**DESCRIPTION OF THE TASK**
Every line holding the word "Наталья" counts once. Give the total, nothing more.
━━━━━ DATASET ENTRIES ━━━━━
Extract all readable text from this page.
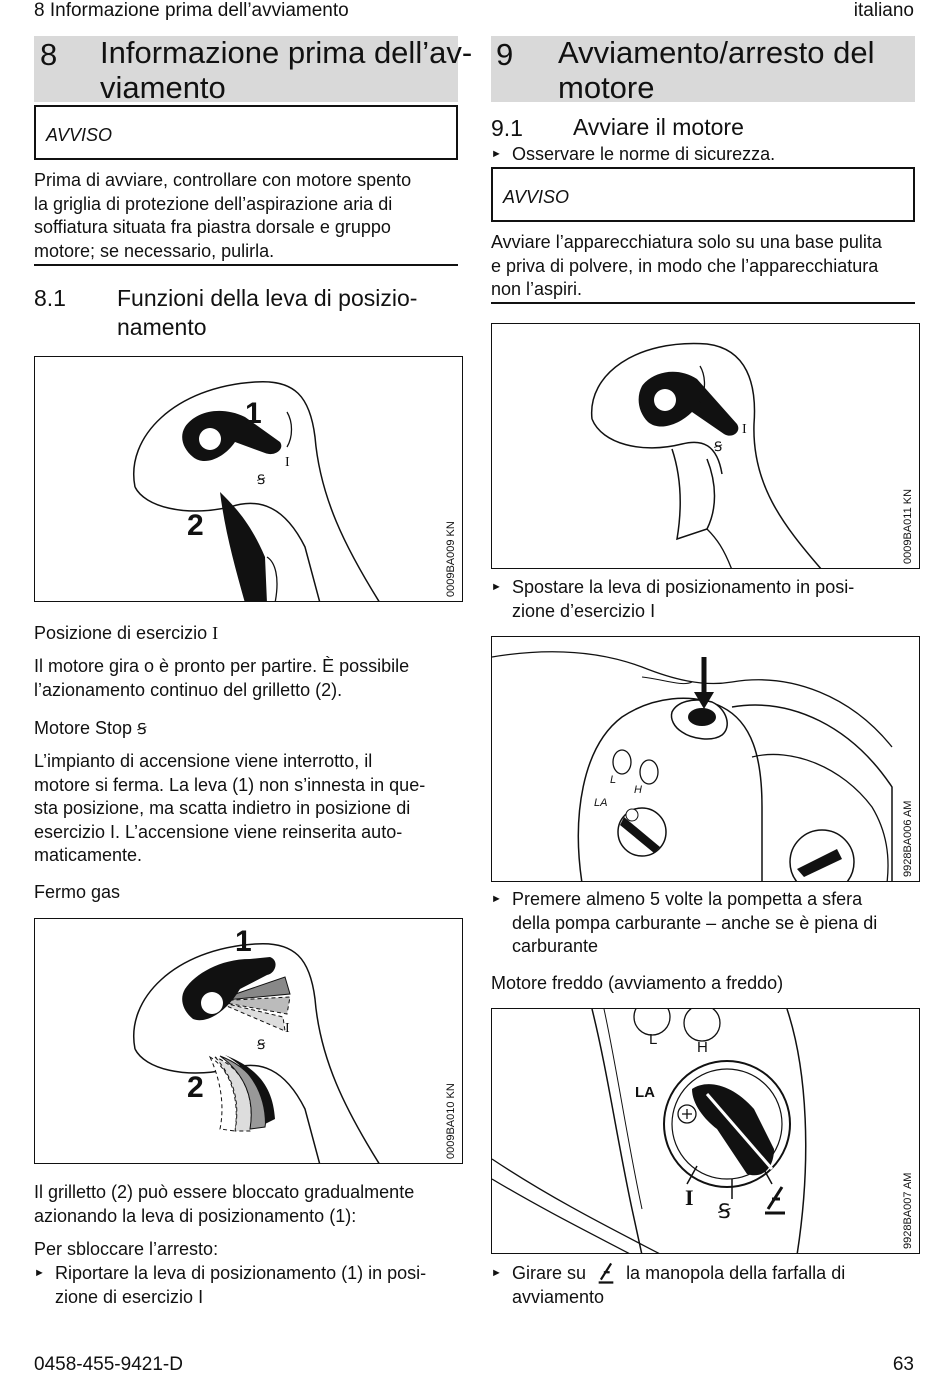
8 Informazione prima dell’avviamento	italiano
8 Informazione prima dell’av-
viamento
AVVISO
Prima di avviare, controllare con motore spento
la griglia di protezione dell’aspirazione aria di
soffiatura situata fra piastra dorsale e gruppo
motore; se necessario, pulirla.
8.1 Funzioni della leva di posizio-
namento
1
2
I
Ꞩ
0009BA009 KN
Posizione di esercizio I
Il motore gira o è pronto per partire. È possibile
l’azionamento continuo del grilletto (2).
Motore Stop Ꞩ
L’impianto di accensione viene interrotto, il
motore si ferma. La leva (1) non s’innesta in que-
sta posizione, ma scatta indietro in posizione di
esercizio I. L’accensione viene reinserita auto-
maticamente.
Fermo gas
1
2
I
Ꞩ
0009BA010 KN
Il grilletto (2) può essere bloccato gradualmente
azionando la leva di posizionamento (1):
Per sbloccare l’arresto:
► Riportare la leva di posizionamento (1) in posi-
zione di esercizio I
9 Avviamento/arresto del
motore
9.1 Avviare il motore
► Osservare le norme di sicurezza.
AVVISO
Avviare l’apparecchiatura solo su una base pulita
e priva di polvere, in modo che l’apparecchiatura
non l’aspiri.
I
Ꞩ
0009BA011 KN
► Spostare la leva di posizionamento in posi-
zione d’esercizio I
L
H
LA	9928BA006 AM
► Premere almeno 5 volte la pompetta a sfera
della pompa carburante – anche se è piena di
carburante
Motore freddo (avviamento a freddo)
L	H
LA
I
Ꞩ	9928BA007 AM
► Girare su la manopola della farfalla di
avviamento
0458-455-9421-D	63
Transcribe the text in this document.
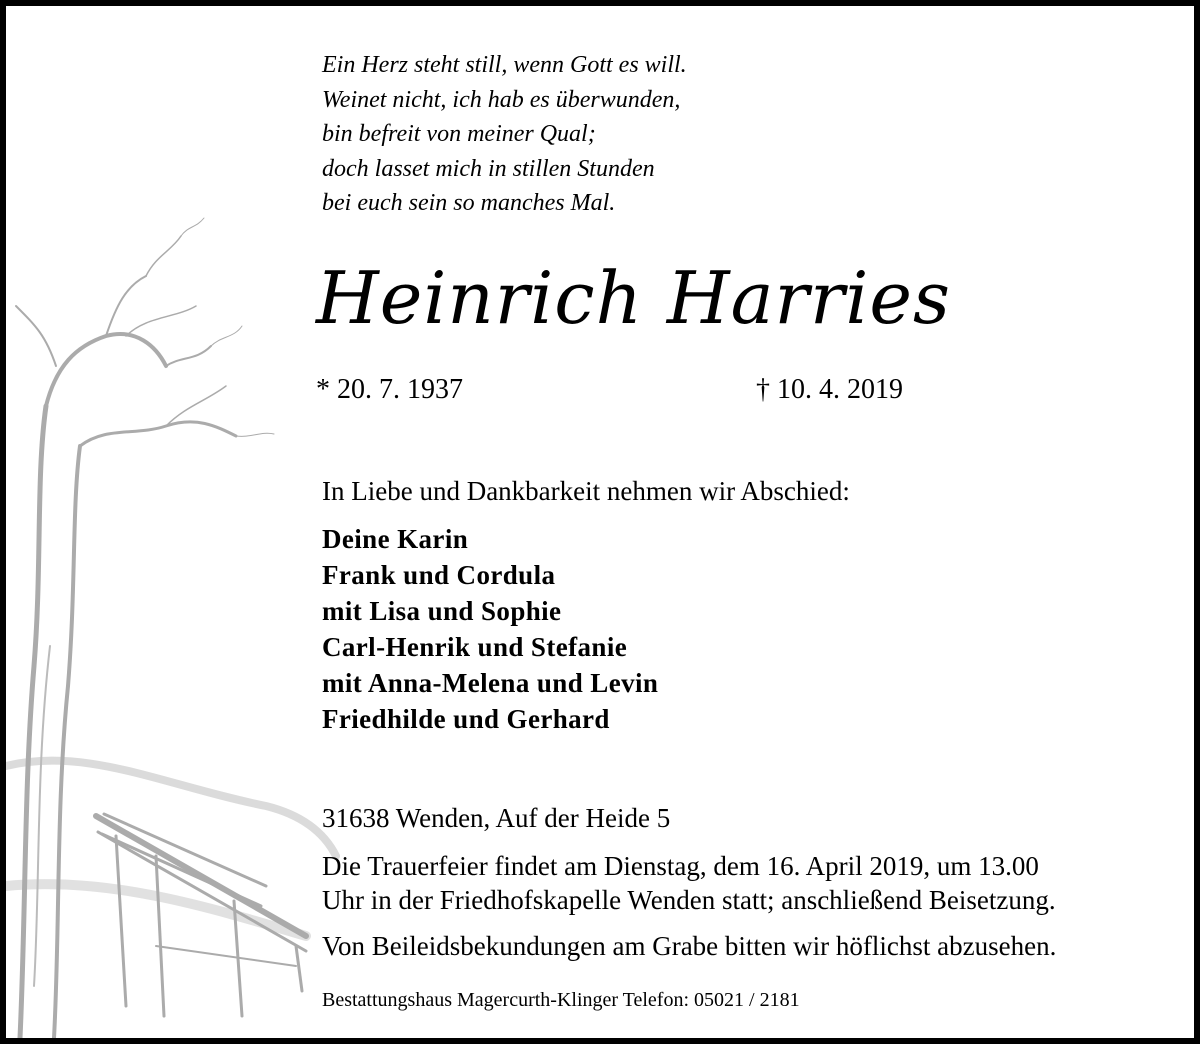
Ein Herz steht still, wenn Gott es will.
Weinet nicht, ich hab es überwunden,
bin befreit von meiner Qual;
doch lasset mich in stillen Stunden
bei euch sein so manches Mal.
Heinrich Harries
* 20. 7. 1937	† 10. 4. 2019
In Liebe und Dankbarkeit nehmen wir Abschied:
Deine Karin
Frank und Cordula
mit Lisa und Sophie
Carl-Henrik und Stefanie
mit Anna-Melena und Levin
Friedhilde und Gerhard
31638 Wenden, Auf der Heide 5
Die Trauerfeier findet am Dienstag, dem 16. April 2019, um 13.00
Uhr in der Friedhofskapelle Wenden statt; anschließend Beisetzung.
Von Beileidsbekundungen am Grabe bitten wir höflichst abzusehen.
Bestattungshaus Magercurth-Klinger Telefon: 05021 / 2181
━━━━━
━━━━━ DATASET ENTRIES ━━━━━
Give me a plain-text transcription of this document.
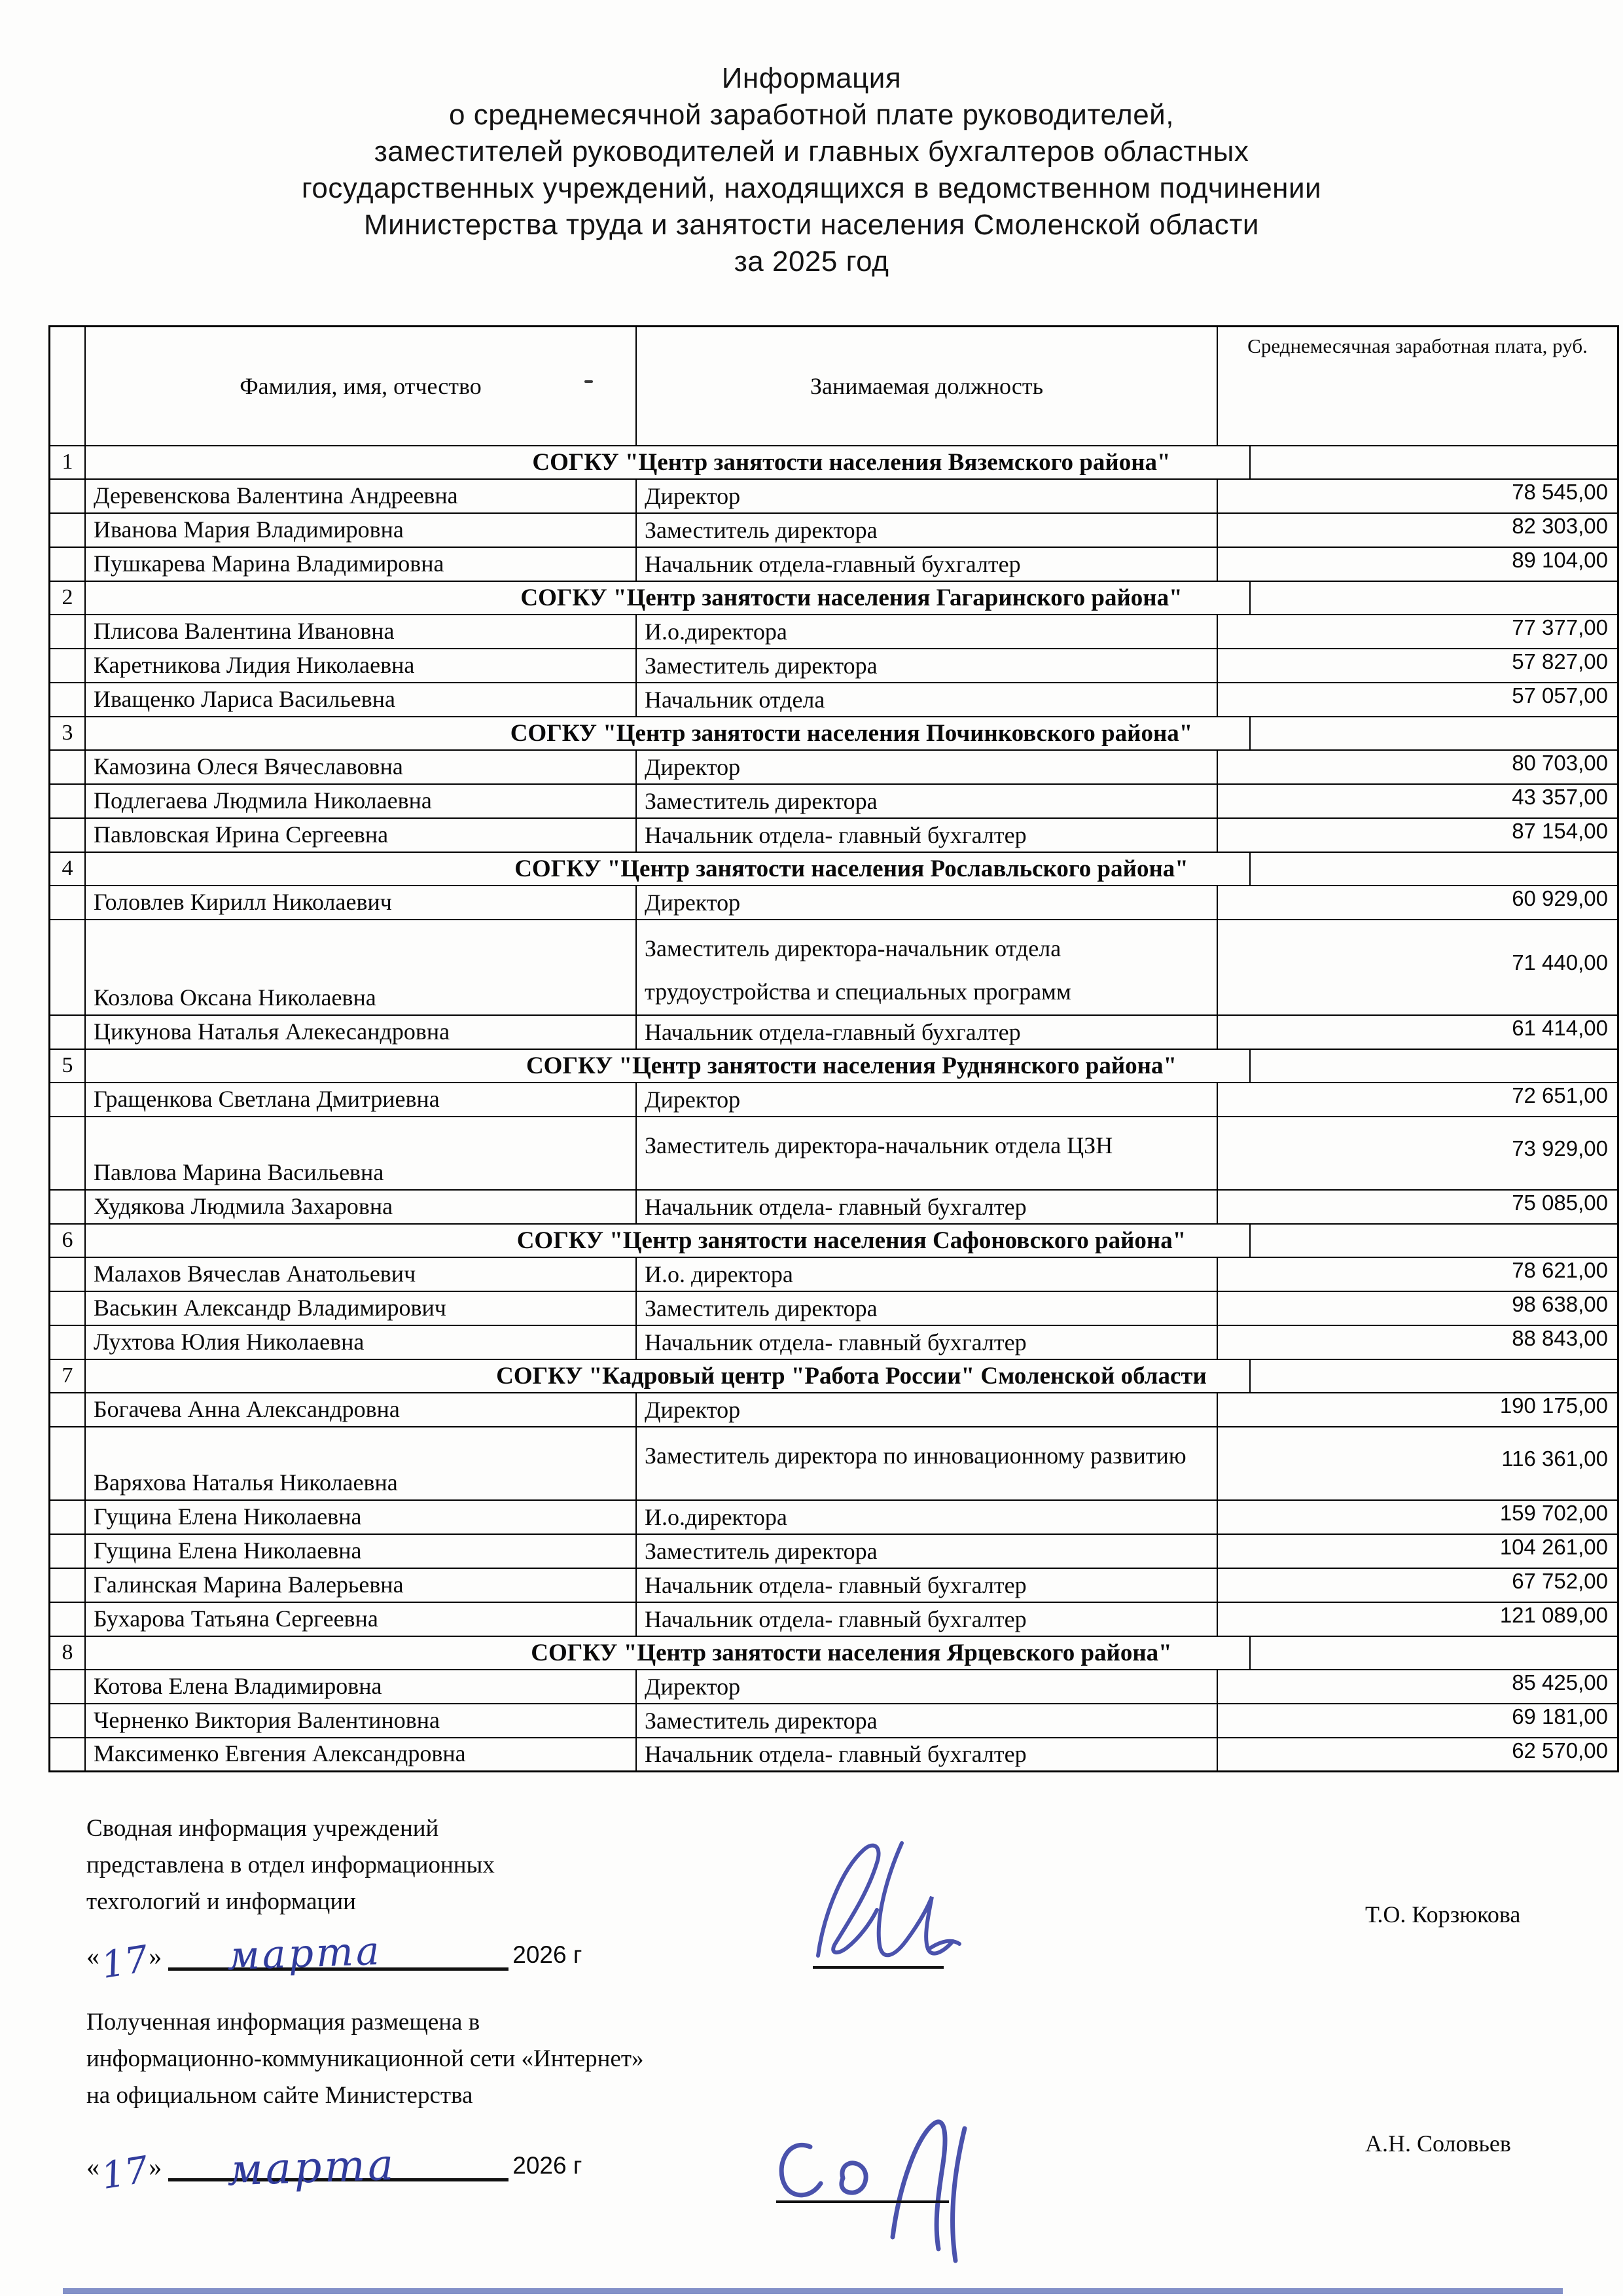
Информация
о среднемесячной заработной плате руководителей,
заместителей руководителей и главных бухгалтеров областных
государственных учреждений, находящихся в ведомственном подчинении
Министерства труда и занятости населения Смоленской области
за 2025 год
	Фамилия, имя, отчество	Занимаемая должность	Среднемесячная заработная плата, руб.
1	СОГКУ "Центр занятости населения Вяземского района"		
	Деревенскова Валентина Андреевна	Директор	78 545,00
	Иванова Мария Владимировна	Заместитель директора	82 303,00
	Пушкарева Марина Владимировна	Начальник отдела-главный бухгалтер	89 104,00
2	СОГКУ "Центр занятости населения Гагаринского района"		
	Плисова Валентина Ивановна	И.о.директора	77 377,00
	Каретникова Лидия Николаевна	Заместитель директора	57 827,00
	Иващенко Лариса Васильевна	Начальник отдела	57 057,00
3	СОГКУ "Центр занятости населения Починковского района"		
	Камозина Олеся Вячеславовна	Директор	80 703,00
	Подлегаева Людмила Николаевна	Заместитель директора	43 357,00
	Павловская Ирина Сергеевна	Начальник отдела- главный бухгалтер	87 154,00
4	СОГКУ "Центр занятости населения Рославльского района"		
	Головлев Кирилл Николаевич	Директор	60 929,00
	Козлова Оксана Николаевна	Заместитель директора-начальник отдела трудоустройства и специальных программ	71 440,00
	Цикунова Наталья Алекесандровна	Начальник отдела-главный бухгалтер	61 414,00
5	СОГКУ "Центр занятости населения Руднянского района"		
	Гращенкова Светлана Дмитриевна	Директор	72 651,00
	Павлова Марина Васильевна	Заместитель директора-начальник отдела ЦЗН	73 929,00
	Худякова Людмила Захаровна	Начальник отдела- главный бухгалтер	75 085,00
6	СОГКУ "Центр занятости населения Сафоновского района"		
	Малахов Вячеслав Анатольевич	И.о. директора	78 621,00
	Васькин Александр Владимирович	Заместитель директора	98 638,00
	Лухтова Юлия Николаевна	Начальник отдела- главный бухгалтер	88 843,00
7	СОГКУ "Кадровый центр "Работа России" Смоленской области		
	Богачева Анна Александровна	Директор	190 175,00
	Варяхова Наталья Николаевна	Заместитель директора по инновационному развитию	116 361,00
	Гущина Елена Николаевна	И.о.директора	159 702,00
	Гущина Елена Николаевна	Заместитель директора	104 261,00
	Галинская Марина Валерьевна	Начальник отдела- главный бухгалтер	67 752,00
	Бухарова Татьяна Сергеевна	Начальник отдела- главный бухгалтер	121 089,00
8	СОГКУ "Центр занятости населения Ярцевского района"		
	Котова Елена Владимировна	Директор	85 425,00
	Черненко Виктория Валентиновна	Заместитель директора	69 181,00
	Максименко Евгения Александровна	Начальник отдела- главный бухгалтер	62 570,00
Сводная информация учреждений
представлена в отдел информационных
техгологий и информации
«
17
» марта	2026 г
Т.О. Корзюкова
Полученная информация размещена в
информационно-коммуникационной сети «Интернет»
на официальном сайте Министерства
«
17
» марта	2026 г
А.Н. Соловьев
━━━━━
**TASK OUTPUT**
2